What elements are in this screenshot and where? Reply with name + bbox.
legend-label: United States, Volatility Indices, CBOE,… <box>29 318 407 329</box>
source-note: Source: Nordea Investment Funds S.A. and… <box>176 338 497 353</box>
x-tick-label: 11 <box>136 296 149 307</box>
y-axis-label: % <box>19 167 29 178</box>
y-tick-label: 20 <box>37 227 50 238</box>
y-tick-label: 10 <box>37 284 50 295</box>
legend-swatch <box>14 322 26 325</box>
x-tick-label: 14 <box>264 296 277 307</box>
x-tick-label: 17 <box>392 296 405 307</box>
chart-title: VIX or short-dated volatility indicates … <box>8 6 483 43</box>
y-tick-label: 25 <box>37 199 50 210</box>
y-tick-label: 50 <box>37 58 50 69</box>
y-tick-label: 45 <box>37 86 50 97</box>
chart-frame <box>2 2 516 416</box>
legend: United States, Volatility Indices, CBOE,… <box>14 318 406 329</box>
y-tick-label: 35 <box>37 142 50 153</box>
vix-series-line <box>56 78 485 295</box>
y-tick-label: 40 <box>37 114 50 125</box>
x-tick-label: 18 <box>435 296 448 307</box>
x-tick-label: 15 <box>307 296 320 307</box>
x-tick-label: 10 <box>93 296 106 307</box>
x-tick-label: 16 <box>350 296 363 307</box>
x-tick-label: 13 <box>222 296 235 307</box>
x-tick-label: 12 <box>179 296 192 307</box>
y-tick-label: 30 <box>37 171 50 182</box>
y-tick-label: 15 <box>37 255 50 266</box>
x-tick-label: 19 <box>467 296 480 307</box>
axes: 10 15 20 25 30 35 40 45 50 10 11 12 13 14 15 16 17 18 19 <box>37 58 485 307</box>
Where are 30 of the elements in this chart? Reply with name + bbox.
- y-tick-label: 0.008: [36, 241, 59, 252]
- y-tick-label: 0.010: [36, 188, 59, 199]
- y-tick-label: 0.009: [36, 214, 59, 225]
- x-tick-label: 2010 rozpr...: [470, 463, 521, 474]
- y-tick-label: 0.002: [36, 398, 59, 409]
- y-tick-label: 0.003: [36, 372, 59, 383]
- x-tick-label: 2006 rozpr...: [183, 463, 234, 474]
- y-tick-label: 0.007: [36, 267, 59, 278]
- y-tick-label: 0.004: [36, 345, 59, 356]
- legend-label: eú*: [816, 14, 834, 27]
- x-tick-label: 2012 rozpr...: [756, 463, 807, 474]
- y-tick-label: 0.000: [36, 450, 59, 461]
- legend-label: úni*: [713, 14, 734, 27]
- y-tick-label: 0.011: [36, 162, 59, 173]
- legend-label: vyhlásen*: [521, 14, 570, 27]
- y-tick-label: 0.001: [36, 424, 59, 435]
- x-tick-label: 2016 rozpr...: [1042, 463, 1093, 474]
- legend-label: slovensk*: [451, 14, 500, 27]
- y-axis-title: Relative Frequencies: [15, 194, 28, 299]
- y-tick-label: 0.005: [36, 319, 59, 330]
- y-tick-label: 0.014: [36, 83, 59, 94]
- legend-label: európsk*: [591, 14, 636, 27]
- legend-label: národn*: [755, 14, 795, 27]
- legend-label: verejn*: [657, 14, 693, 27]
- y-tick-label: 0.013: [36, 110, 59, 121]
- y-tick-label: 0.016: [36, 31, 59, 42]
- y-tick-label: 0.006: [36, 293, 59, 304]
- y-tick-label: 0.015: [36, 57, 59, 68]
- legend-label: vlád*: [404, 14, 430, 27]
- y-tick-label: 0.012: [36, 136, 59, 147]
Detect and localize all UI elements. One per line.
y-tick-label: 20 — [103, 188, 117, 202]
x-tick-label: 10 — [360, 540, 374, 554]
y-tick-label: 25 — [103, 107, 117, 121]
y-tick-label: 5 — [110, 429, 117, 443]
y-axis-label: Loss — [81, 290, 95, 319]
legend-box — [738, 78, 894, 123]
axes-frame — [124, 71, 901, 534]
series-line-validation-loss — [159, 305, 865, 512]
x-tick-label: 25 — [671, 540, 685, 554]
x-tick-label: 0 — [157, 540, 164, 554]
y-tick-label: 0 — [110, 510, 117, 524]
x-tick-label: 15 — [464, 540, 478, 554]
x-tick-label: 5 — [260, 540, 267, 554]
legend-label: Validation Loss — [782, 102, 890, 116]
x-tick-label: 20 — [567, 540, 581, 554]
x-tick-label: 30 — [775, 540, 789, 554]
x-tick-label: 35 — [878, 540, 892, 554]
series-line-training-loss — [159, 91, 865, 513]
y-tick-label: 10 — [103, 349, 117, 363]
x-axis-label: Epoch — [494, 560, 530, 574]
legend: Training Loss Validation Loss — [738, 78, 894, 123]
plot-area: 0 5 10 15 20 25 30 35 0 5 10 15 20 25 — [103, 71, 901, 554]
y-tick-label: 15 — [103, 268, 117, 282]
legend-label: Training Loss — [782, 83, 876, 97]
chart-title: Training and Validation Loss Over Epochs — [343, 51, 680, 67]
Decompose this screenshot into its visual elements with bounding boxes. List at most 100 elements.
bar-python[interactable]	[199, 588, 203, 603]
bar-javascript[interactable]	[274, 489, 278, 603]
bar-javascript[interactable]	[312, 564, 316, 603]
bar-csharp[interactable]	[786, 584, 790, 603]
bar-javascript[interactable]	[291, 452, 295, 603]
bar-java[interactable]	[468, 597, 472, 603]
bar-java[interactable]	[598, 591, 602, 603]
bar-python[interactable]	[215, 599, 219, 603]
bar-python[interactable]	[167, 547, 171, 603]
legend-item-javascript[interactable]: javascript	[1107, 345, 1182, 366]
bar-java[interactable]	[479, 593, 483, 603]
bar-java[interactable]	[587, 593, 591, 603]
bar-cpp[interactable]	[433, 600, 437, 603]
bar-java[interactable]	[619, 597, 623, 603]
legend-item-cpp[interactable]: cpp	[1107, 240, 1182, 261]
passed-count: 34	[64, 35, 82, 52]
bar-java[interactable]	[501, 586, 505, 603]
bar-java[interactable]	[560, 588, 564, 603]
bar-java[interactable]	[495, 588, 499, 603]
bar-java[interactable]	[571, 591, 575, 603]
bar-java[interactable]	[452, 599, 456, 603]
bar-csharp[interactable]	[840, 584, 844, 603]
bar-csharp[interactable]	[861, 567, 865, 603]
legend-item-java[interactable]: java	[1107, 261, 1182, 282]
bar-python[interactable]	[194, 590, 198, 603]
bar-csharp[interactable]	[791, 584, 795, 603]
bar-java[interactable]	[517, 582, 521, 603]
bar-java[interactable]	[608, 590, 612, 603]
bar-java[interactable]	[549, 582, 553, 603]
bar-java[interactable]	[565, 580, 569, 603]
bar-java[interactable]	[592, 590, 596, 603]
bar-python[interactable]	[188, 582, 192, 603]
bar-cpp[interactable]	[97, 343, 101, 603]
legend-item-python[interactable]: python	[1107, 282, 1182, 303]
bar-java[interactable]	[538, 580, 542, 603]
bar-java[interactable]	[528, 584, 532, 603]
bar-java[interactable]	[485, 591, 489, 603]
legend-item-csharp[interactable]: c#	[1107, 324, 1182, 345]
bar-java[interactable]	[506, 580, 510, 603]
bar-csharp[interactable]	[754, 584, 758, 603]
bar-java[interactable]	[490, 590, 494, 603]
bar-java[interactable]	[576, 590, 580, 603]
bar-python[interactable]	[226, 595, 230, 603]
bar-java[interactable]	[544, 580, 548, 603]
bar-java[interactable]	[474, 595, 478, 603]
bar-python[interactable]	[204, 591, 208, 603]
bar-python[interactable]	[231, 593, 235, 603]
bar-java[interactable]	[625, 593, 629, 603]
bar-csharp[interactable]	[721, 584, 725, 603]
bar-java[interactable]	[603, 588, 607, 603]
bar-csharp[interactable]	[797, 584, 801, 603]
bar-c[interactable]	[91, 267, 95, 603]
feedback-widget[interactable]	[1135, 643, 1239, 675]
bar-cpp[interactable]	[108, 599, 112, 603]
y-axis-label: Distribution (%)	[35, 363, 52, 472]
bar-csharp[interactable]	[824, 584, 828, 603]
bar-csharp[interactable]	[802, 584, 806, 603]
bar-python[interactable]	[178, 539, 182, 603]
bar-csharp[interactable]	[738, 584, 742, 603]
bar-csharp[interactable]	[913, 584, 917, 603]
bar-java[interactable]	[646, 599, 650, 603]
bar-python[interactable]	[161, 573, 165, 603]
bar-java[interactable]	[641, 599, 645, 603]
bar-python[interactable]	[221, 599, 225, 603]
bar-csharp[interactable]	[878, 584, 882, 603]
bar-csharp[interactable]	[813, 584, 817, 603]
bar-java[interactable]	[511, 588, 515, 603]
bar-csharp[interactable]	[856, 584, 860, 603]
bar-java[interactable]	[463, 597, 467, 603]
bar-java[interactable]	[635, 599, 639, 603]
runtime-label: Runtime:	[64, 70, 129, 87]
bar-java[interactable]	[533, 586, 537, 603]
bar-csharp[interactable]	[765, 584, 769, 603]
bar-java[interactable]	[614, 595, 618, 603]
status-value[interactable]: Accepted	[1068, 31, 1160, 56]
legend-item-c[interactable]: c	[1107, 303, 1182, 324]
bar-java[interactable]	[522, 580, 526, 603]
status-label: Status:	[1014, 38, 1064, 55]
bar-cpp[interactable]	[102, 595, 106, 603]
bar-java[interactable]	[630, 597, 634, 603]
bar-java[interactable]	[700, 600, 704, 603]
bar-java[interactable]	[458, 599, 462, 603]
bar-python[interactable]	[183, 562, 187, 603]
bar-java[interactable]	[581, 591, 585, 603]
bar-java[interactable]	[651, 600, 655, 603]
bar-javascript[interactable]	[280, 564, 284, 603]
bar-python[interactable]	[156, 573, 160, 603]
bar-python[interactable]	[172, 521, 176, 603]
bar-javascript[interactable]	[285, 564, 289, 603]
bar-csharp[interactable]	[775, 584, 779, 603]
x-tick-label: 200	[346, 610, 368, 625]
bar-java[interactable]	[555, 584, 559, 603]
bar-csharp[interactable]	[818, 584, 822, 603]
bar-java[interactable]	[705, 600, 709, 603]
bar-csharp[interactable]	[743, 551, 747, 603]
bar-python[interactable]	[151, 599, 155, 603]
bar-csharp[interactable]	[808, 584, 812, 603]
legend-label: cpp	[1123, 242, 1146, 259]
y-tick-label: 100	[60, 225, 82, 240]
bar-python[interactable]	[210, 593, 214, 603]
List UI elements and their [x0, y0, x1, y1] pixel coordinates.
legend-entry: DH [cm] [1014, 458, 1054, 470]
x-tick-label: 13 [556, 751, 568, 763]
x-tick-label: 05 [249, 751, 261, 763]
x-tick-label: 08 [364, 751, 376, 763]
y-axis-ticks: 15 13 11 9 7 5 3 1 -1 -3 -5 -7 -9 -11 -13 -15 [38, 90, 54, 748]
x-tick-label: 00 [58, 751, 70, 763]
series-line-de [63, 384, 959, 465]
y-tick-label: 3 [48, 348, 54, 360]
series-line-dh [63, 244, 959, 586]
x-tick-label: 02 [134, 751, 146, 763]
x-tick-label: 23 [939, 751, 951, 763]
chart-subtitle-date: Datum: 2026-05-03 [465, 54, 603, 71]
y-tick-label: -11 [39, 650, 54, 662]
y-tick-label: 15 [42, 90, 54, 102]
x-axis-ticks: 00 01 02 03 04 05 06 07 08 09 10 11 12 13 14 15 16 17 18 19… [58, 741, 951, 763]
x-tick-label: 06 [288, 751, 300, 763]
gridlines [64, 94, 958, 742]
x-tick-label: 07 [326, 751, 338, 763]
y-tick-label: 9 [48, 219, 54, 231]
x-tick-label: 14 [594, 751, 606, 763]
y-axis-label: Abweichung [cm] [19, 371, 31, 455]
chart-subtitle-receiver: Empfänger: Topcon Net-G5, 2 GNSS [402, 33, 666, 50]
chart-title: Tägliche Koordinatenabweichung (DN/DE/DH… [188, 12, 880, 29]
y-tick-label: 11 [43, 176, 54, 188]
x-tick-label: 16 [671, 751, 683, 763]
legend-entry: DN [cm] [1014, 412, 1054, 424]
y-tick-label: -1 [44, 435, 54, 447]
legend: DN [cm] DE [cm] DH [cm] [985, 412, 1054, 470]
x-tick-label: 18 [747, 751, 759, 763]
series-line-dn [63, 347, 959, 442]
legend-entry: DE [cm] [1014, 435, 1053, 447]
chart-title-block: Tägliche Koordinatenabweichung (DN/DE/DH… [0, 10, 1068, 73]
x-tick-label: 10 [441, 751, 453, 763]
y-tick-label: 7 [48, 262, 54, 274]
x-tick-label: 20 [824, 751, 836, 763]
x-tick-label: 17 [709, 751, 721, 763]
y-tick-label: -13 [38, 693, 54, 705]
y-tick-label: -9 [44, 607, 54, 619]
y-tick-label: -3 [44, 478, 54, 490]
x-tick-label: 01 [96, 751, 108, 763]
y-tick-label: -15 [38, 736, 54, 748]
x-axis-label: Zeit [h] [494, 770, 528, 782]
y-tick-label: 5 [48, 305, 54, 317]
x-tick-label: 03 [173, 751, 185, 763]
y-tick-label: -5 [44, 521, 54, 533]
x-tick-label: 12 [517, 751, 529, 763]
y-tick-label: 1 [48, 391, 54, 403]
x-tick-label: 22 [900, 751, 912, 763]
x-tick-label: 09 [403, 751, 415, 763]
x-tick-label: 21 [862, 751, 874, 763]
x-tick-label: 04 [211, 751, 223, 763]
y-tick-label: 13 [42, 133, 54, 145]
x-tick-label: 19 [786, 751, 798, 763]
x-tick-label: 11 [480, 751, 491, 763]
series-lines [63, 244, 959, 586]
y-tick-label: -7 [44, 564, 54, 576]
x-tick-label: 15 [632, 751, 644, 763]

○ ○ ○ ○ ○ ○ ○

What you need to do: Count the lines of the records that contain the word "List", and reply with the number alone.

Full solution: 2